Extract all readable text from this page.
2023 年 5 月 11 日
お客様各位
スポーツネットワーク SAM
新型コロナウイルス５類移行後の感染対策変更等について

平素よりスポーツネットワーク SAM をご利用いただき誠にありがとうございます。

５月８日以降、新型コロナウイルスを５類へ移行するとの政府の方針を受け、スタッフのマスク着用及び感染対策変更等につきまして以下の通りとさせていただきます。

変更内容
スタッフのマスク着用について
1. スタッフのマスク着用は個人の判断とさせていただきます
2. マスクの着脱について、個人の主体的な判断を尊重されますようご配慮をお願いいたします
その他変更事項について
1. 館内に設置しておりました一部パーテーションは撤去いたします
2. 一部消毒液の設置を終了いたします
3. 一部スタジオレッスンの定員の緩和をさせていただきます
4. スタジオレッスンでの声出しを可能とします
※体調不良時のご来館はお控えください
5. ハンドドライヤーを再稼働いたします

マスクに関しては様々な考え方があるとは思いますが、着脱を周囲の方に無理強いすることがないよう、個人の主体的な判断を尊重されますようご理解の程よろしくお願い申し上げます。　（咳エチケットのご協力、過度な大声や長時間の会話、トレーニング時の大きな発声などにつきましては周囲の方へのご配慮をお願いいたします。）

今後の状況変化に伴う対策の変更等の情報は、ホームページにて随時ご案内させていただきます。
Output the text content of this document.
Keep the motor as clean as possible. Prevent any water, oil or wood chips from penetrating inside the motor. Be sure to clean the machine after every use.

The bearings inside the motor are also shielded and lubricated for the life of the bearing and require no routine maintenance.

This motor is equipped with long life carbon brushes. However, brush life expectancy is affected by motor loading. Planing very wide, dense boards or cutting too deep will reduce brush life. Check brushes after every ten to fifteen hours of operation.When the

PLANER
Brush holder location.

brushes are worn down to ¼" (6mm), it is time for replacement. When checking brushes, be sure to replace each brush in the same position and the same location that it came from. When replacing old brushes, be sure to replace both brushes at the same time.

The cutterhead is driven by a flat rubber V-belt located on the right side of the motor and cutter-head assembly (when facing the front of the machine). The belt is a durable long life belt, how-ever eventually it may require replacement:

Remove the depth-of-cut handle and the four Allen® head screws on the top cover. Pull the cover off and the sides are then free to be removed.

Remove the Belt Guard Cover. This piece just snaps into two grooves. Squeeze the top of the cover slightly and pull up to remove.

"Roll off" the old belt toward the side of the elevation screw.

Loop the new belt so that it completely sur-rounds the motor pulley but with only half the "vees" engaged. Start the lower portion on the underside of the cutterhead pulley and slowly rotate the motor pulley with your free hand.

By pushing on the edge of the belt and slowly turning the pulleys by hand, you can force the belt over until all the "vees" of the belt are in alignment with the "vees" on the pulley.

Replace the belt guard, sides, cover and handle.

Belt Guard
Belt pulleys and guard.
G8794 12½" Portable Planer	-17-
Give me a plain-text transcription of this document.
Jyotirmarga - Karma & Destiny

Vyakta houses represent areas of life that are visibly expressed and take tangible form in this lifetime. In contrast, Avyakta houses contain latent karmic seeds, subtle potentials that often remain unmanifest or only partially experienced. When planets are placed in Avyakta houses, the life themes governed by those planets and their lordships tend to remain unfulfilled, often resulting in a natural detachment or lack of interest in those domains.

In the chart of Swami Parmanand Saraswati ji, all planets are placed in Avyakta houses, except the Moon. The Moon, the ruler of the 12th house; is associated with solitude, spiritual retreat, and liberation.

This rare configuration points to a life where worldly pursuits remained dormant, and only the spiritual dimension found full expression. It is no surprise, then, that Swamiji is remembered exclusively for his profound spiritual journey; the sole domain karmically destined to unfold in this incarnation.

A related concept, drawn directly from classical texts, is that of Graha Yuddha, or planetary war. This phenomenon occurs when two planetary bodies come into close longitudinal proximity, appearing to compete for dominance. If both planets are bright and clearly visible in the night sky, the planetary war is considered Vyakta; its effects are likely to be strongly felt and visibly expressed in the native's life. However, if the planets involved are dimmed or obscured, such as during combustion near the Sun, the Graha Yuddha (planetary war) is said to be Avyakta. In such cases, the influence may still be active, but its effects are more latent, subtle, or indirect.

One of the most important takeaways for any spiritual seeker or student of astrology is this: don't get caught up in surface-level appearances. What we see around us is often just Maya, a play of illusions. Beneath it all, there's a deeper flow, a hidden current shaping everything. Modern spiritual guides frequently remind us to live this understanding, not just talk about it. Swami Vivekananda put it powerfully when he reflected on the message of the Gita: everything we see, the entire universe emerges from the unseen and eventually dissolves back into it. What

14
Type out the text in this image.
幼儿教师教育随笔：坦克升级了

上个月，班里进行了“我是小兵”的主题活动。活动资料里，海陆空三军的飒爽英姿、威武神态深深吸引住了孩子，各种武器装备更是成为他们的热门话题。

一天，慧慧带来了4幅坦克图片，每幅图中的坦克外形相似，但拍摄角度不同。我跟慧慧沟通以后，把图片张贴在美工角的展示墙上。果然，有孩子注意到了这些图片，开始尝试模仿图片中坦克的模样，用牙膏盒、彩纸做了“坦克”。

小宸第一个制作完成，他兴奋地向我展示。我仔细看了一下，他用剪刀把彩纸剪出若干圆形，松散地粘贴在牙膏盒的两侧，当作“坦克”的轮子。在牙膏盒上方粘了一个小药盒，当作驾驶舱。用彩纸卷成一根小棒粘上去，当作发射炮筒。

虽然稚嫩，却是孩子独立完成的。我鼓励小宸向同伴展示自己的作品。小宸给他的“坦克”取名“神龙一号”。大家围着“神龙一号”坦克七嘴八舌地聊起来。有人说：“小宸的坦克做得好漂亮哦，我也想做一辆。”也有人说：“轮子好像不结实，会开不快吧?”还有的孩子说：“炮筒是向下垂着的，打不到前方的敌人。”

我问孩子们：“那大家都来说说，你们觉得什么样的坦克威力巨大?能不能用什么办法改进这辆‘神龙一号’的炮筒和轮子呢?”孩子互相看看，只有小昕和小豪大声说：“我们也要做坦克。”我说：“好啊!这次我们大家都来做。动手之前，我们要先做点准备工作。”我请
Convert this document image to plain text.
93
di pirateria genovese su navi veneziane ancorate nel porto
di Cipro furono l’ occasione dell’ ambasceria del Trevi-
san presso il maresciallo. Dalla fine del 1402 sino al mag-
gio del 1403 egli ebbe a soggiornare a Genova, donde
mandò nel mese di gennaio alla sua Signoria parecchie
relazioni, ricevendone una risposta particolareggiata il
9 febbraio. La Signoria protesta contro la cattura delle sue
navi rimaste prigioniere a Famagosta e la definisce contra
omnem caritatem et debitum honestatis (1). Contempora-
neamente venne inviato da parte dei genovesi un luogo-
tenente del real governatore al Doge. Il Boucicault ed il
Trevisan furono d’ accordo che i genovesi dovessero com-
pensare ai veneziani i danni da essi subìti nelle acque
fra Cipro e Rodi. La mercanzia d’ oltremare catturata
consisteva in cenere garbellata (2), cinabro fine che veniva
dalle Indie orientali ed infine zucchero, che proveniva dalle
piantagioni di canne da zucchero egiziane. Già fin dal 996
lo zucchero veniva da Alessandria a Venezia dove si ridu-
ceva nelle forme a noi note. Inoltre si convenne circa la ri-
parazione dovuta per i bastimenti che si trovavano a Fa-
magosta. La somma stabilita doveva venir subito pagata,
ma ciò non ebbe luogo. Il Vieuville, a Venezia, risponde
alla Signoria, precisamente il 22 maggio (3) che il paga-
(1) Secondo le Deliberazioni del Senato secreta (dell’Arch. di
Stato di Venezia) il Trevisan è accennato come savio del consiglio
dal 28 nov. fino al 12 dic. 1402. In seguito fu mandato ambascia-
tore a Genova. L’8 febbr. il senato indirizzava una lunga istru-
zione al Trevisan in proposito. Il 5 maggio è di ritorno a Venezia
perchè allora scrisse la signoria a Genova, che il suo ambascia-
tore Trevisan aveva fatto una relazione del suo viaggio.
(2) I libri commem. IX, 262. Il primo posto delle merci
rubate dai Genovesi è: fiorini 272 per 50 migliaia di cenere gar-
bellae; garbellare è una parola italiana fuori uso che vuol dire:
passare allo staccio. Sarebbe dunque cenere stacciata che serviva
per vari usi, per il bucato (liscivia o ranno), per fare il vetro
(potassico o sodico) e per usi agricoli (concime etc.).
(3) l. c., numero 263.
_ _ _
* [Task directions]: Within the listing above, work out how many lines contain the string "luogo", and reply with that number only.

* [Solution for this task]: 2